§ **A run of records**
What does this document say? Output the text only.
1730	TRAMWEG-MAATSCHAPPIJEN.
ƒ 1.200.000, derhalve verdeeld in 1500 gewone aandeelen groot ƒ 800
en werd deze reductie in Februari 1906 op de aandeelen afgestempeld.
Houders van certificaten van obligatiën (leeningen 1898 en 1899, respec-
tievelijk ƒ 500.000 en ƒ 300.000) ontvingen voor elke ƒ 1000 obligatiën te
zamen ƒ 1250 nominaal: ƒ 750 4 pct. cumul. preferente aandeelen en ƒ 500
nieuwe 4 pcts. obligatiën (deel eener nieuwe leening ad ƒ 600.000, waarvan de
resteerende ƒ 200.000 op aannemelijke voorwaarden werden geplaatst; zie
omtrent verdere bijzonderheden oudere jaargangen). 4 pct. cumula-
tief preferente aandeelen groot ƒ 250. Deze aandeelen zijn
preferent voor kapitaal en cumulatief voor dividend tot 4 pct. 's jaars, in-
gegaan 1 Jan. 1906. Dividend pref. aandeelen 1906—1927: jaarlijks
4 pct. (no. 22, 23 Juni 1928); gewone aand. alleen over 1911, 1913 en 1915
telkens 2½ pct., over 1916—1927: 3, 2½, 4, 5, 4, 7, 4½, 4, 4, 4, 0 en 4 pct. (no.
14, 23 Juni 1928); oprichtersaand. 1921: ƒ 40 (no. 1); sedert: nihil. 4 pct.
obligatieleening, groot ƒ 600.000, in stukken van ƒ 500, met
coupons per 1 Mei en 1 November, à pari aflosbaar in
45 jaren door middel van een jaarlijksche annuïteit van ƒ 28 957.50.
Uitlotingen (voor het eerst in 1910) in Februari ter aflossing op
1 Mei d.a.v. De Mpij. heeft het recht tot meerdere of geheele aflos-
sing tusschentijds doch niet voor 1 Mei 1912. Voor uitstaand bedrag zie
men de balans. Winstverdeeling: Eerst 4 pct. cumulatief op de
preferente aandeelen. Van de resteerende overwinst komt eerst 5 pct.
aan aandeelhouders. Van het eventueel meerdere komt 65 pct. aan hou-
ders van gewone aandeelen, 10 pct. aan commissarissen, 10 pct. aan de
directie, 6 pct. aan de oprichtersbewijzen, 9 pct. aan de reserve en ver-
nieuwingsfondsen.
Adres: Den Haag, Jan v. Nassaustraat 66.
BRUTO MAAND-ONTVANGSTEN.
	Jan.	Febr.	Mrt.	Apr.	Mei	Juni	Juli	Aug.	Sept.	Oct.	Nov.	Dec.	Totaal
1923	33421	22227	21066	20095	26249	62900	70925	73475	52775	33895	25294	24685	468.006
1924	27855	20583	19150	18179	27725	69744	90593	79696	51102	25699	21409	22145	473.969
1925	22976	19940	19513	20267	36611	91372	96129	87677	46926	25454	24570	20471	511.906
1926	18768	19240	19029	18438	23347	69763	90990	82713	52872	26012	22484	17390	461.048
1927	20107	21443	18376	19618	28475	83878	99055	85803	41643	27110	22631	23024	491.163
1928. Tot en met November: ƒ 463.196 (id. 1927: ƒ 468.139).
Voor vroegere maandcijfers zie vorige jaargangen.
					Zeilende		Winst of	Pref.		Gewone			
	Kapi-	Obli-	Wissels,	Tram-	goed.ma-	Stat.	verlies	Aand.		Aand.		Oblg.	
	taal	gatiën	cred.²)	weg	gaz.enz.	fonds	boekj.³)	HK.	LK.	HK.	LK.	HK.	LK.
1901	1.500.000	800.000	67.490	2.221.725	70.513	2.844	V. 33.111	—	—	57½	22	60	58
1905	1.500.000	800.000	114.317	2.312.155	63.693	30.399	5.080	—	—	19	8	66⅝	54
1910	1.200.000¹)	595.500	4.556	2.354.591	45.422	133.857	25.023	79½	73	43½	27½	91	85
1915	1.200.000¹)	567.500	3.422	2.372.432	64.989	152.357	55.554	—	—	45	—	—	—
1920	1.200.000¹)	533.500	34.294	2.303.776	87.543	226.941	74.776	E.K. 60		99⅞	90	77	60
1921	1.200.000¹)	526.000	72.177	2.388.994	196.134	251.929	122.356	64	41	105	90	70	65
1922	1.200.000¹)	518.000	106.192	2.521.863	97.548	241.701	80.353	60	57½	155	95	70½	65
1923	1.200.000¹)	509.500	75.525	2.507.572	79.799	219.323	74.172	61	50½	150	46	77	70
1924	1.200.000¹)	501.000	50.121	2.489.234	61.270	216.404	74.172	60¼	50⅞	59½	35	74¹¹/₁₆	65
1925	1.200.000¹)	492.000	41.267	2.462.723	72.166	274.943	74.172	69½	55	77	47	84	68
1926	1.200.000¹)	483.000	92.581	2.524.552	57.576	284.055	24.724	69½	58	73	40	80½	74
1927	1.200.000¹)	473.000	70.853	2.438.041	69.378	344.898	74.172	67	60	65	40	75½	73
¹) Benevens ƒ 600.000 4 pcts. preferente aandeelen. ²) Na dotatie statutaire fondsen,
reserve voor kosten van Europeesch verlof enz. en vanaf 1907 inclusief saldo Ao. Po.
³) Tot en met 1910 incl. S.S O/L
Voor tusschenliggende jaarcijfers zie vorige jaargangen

§ **Task directions**
Restate all of the entries above precisely.

§ **Task result**
What does this document say? Output the text only.
1730	TRAMWEG-MAATSCHAPPIJEN.
ƒ 1.200.000, derhalve verdeeld in 1500 gewone aandeelen groot ƒ 800
en werd deze reductie in Februari 1906 op de aandeelen afgestempeld.
Houders van certificaten van obligatiën (leeningen 1898 en 1899, respec-
tievelijk ƒ 500.000 en ƒ 300.000) ontvingen voor elke ƒ 1000 obligatiën te
zamen ƒ 1250 nominaal: ƒ 750 4 pct. cumul. preferente aandeelen en ƒ 500
nieuwe 4 pcts. obligatiën (deel eener nieuwe leening ad ƒ 600.000, waarvan de
resteerende ƒ 200.000 op aannemelijke voorwaarden werden geplaatst; zie
omtrent verdere bijzonderheden oudere jaargangen). 4 pct. cumula-
tief preferente aandeelen groot ƒ 250. Deze aandeelen zijn
preferent voor kapitaal en cumulatief voor dividend tot 4 pct. 's jaars, in-
gegaan 1 Jan. 1906. Dividend pref. aandeelen 1906—1927: jaarlijks
4 pct. (no. 22, 23 Juni 1928); gewone aand. alleen over 1911, 1913 en 1915
telkens 2½ pct., over 1916—1927: 3, 2½, 4, 5, 4, 7, 4½, 4, 4, 4, 0 en 4 pct. (no.
14, 23 Juni 1928); oprichtersaand. 1921: ƒ 40 (no. 1); sedert: nihil. 4 pct.
obligatieleening, groot ƒ 600.000, in stukken van ƒ 500, met
coupons per 1 Mei en 1 November, à pari aflosbaar in
45 jaren door middel van een jaarlijksche annuïteit van ƒ 28 957.50.
Uitlotingen (voor het eerst in 1910) in Februari ter aflossing op
1 Mei d.a.v. De Mpij. heeft het recht tot meerdere of geheele aflos-
sing tusschentijds doch niet voor 1 Mei 1912. Voor uitstaand bedrag zie
men de balans. Winstverdeeling: Eerst 4 pct. cumulatief op de
preferente aandeelen. Van de resteerende overwinst komt eerst 5 pct.
aan aandeelhouders. Van het eventueel meerdere komt 65 pct. aan hou-
ders van gewone aandeelen, 10 pct. aan commissarissen, 10 pct. aan de
directie, 6 pct. aan de oprichtersbewijzen, 9 pct. aan de reserve en ver-
nieuwingsfondsen.
Adres: Den Haag, Jan v. Nassaustraat 66.
BRUTO MAAND-ONTVANGSTEN.
	Jan.	Febr.	Mrt.	Apr.	Mei	Juni	Juli	Aug.	Sept.	Oct.	Nov.	Dec.	Totaal
1923	33421	22227	21066	20095	26249	62900	70925	73475	52775	33895	25294	24685	468.006
1924	27855	20583	19150	18179	27725	69744	90593	79696	51102	25699	21409	22145	473.969
1925	22976	19940	19513	20267	36611	91372	96129	87677	46926	25454	24570	20471	511.906
1926	18768	19240	19029	18438	23347	69763	90990	82713	52872	26012	22484	17390	461.048
1927	20107	21443	18376	19618	28475	83878	99055	85803	41643	27110	22631	23024	491.163
1928. Tot en met November: ƒ 463.196 (id. 1927: ƒ 468.139).
Voor vroegere maandcijfers zie vorige jaargangen.
					Zeilende		Winst of	Pref.		Gewone			
	Kapi-	Obli-	Wissels,	Tram-	goed.ma-	Stat.	verlies	Aand.		Aand.		Oblg.	
	taal	gatiën	cred.²)	weg	gaz.enz.	fonds	boekj.³)	HK.	LK.	HK.	LK.	HK.	LK.
1901	1.500.000	800.000	67.490	2.221.725	70.513	2.844	V. 33.111	—	—	57½	22	60	58
1905	1.500.000	800.000	114.317	2.312.155	63.693	30.399	5.080	—	—	19	8	66⅝	54
1910	1.200.000¹)	595.500	4.556	2.354.591	45.422	133.857	25.023	79½	73	43½	27½	91	85
1915	1.200.000¹)	567.500	3.422	2.372.432	64.989	152.357	55.554	—	—	45	—	—	—
1920	1.200.000¹)	533.500	34.294	2.303.776	87.543	226.941	74.776	E.K. 60		99⅞	90	77	60
1921	1.200.000¹)	526.000	72.177	2.388.994	196.134	251.929	122.356	64	41	105	90	70	65
1922	1.200.000¹)	518.000	106.192	2.521.863	97.548	241.701	80.353	60	57½	155	95	70½	65
1923	1.200.000¹)	509.500	75.525	2.507.572	79.799	219.323	74.172	61	50½	150	46	77	70
1924	1.200.000¹)	501.000	50.121	2.489.234	61.270	216.404	74.172	60¼	50⅞	59½	35	74¹¹/₁₆	65
1925	1.200.000¹)	492.000	41.267	2.462.723	72.166	274.943	74.172	69½	55	77	47	84	68
1926	1.200.000¹)	483.000	92.581	2.524.552	57.576	284.055	24.724	69½	58	73	40	80½	74
1927	1.200.000¹)	473.000	70.853	2.438.041	69.378	344.898	74.172	67	60	65	40	75½	73
¹) Benevens ƒ 600.000 4 pcts. preferente aandeelen. ²) Na dotatie statutaire fondsen,
reserve voor kosten van Europeesch verlof enz. en vanaf 1907 inclusief saldo Ao. Po.
³) Tot en met 1910 incl. S.S O/L
Voor tusschenliggende jaarcijfers zie vorige jaargangen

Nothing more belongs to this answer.